TASK DESCRIPTION: Copy every line that contains the string "Academy" from the entries below.

— BEGIN MATERIAL PROVIDED —

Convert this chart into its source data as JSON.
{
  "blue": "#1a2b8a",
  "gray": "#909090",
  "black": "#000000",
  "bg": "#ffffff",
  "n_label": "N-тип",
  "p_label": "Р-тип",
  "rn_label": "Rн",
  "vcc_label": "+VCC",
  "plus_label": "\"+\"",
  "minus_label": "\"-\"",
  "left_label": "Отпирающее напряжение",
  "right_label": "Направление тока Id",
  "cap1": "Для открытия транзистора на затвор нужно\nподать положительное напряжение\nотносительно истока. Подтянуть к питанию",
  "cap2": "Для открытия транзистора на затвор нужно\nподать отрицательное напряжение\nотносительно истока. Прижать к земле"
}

— END MATERIAL PROVIDED —
— BEGIN MATERIAL PROVIDED —

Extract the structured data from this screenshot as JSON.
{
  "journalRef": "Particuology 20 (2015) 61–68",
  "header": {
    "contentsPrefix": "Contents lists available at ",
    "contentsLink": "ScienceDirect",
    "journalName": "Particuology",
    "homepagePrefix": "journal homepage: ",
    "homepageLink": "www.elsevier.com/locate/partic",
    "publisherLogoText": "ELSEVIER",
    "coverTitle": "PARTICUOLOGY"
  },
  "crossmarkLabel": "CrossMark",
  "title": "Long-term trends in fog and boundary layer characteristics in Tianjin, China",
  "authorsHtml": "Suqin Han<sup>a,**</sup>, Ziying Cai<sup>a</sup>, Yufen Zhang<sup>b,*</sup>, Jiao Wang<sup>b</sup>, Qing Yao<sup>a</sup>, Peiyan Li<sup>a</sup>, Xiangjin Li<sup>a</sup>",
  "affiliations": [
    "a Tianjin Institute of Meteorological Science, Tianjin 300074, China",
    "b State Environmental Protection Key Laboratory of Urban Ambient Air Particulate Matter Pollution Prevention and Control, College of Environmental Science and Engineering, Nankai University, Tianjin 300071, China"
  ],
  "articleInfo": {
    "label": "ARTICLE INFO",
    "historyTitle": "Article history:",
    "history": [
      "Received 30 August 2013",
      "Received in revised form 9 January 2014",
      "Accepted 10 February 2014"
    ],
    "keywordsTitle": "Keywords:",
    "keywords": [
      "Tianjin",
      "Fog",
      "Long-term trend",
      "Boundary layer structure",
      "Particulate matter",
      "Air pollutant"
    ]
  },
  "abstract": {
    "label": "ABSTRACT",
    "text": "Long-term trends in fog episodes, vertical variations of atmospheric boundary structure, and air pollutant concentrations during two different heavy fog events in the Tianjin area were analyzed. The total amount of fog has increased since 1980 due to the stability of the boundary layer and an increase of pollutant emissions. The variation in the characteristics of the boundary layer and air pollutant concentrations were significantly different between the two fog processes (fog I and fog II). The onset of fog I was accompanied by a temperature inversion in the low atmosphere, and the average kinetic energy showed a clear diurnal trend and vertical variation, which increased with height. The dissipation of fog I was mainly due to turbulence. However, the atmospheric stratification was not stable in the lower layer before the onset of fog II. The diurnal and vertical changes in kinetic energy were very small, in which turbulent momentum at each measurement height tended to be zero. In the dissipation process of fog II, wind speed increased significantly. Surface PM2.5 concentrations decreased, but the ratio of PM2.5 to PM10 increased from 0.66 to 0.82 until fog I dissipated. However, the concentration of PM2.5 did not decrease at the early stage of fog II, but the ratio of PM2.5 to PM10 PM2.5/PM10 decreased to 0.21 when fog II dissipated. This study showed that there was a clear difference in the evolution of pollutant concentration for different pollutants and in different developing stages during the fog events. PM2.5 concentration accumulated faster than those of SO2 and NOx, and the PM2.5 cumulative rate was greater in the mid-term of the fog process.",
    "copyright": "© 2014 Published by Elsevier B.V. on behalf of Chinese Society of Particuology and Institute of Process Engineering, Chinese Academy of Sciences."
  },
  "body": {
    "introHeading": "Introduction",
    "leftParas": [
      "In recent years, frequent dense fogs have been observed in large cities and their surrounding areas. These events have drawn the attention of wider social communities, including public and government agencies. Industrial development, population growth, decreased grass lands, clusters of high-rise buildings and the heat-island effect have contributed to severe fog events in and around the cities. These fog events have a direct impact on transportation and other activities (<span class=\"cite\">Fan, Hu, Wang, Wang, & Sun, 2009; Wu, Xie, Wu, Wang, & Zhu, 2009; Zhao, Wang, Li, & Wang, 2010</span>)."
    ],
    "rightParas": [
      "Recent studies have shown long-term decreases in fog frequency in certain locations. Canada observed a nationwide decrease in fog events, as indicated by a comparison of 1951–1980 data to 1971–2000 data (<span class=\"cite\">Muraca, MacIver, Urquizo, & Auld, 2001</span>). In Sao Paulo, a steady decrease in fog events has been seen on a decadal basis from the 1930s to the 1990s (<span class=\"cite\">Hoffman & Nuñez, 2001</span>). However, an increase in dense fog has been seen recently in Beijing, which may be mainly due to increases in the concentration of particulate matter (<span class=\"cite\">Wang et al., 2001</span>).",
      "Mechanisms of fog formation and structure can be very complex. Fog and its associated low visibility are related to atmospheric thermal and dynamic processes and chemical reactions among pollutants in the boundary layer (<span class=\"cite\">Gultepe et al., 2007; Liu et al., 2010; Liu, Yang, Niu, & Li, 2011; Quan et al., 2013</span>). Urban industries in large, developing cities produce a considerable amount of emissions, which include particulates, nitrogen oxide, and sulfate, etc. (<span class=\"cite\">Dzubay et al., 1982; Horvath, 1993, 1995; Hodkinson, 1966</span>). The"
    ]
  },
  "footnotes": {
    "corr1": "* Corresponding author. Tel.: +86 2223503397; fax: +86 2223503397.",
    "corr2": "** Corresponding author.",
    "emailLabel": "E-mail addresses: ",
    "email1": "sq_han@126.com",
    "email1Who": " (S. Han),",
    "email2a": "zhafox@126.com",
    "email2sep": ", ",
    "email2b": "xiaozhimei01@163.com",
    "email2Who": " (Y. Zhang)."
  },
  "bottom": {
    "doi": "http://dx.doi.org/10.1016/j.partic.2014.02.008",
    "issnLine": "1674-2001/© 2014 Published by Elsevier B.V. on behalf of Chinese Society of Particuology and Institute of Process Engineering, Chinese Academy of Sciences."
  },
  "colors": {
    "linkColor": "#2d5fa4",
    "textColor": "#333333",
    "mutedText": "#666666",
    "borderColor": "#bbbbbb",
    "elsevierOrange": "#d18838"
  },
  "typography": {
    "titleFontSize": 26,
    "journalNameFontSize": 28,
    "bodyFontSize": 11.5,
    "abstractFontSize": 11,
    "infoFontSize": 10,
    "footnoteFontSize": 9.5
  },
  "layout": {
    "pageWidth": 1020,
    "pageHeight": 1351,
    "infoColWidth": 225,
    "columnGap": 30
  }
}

— END MATERIAL PROVIDED —
— BEGIN MATERIAL PROVIDED —

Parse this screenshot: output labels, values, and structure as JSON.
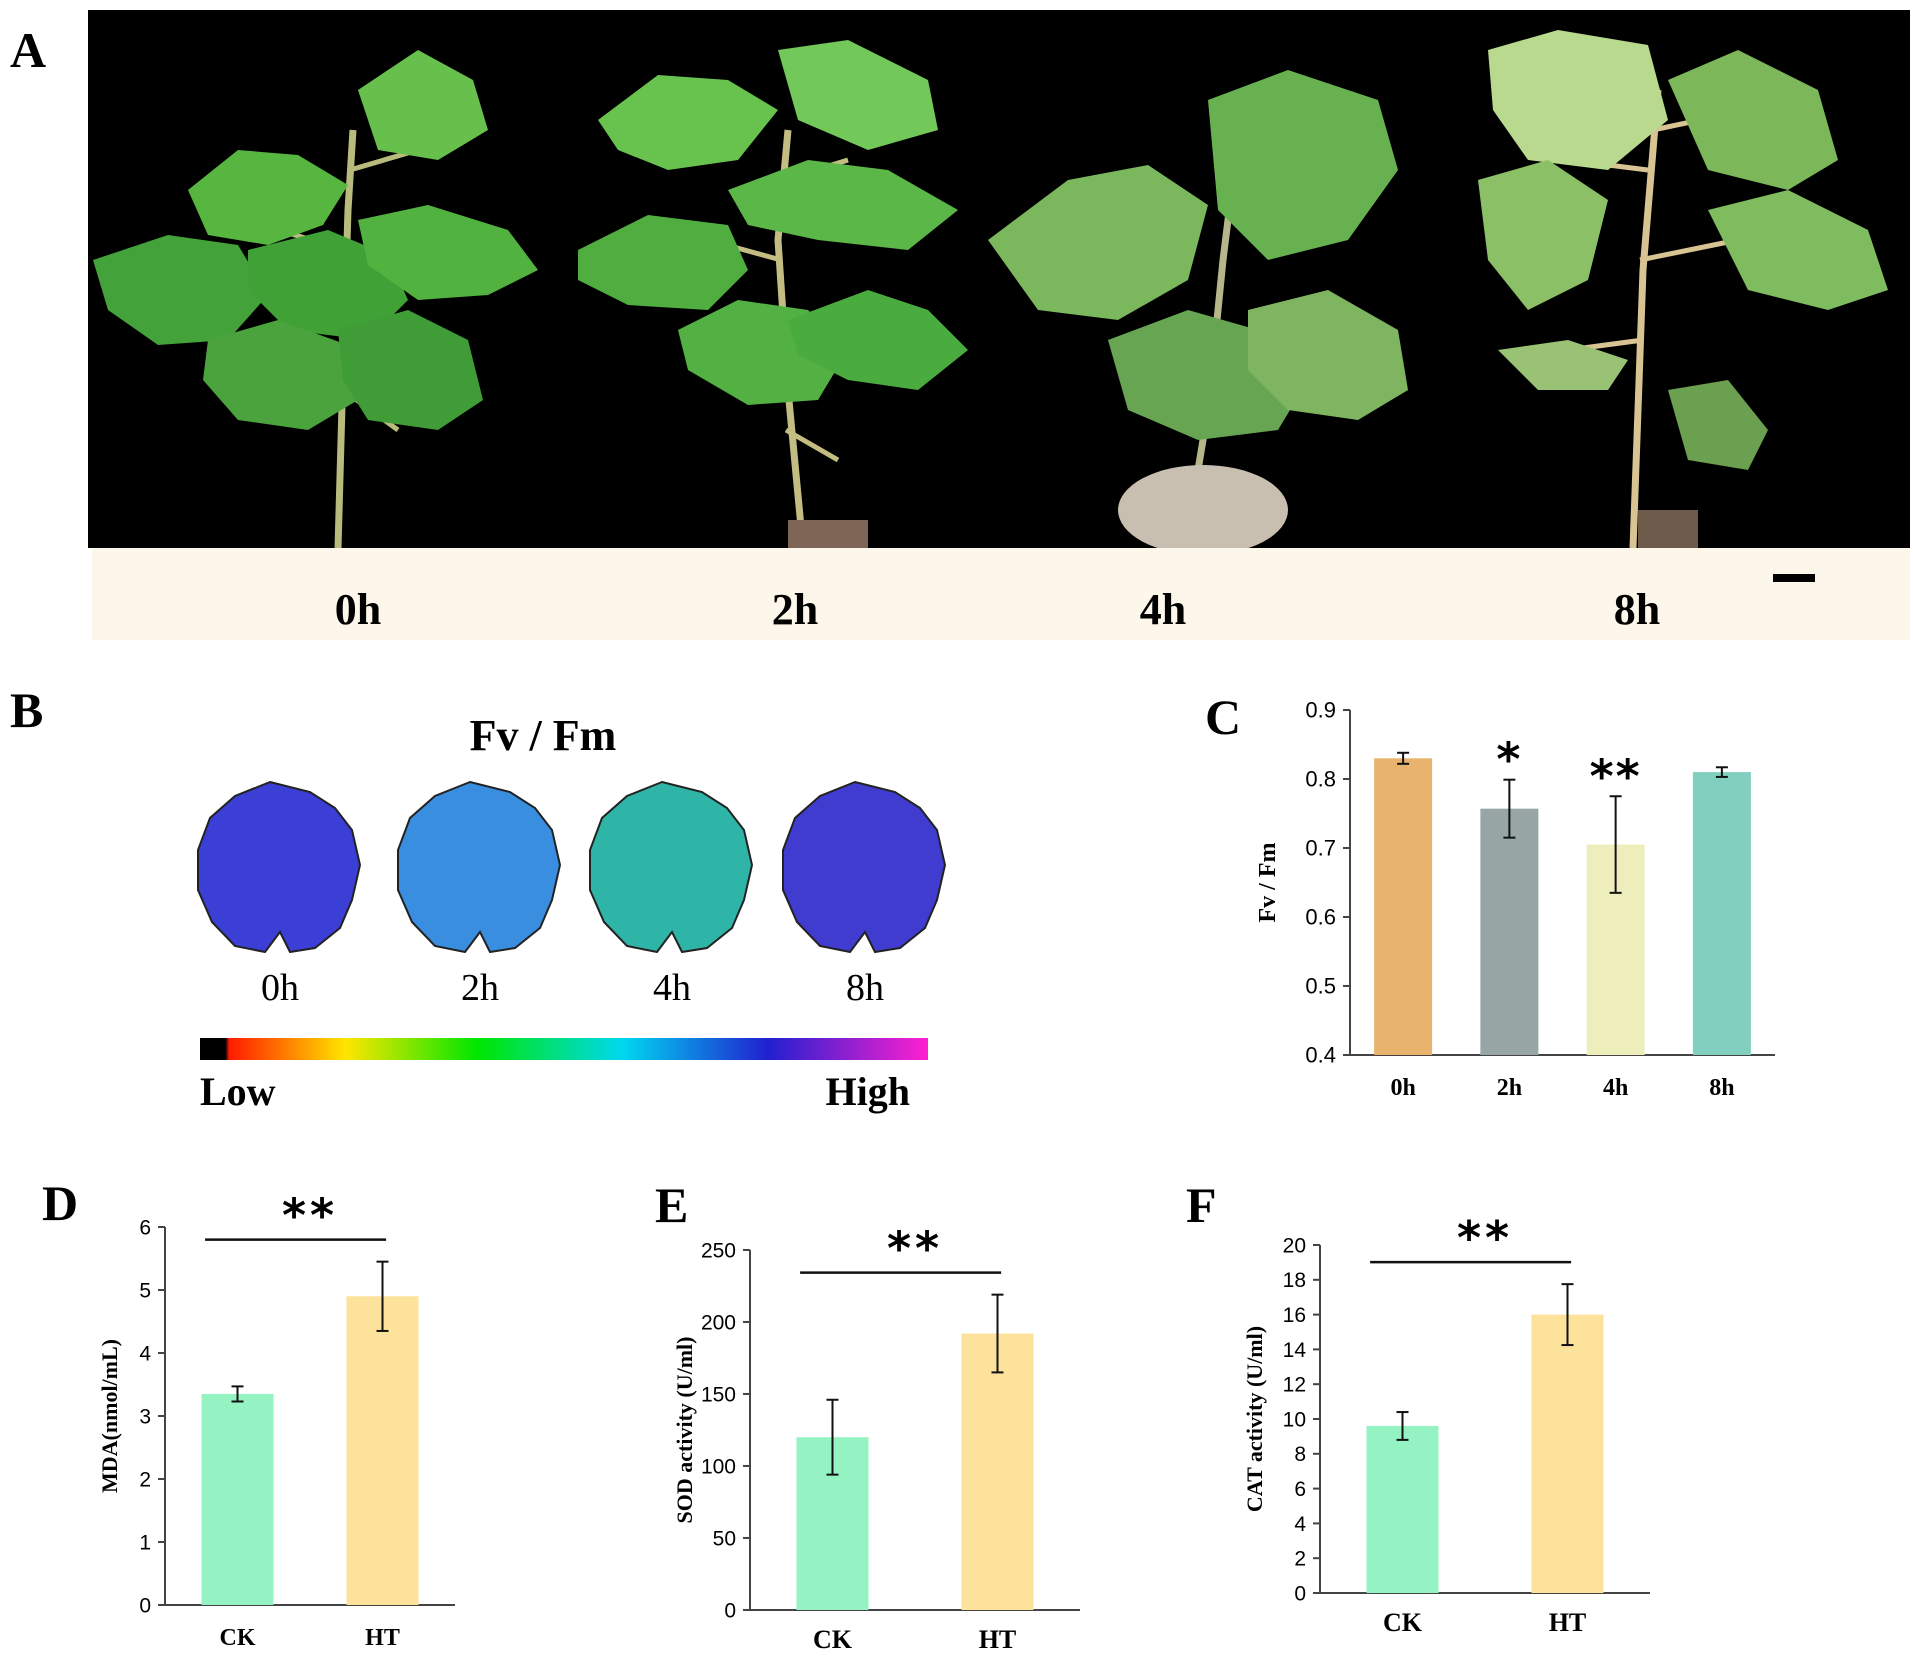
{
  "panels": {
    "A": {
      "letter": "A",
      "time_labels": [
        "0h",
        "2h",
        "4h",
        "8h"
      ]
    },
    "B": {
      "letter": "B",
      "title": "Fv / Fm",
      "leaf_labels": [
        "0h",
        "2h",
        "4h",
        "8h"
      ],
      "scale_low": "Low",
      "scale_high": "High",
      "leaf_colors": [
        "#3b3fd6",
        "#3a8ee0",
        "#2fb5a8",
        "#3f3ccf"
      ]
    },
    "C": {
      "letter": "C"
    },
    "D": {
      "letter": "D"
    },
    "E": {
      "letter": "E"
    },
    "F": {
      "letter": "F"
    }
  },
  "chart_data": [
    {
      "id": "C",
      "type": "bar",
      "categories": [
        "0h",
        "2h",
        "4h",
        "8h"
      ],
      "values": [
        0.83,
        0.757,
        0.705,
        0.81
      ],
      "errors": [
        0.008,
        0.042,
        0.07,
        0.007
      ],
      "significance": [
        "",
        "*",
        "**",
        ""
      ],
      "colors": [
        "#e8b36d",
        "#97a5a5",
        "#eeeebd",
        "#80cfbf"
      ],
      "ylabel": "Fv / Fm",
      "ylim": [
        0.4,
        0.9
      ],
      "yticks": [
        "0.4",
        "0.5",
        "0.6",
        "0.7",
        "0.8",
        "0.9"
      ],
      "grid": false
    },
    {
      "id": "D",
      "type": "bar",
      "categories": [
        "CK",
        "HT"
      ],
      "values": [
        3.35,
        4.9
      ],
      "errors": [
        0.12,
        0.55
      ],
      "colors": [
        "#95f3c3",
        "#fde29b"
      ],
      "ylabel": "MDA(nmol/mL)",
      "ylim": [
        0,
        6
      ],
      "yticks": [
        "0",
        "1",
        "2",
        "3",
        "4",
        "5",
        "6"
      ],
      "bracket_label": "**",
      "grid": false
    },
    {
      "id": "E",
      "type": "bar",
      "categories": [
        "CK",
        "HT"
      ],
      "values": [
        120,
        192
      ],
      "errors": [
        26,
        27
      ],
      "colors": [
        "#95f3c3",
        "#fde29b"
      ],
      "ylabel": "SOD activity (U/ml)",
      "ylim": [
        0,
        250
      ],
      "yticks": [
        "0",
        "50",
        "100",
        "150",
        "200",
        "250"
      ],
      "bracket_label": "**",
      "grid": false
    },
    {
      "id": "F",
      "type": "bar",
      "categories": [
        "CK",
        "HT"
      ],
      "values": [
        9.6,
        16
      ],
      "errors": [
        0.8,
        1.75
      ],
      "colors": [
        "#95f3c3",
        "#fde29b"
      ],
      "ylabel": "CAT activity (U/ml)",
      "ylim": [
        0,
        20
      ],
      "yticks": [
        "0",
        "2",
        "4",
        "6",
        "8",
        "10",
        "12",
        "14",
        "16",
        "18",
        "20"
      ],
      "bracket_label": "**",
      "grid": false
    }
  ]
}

— END MATERIAL PROVIDED —

FULL SOLUTION:
    "copyright": "© 2014 Published by Elsevier B.V. on behalf of Chinese Society of Particuology and Institute of Process Engineering, Chinese Academy of Sciences."
    "issnLine": "1674-2001/© 2014 Published by Elsevier B.V. on behalf of Chinese Society of Particuology and Institute of Process Engineering, Chinese Academy of Sciences."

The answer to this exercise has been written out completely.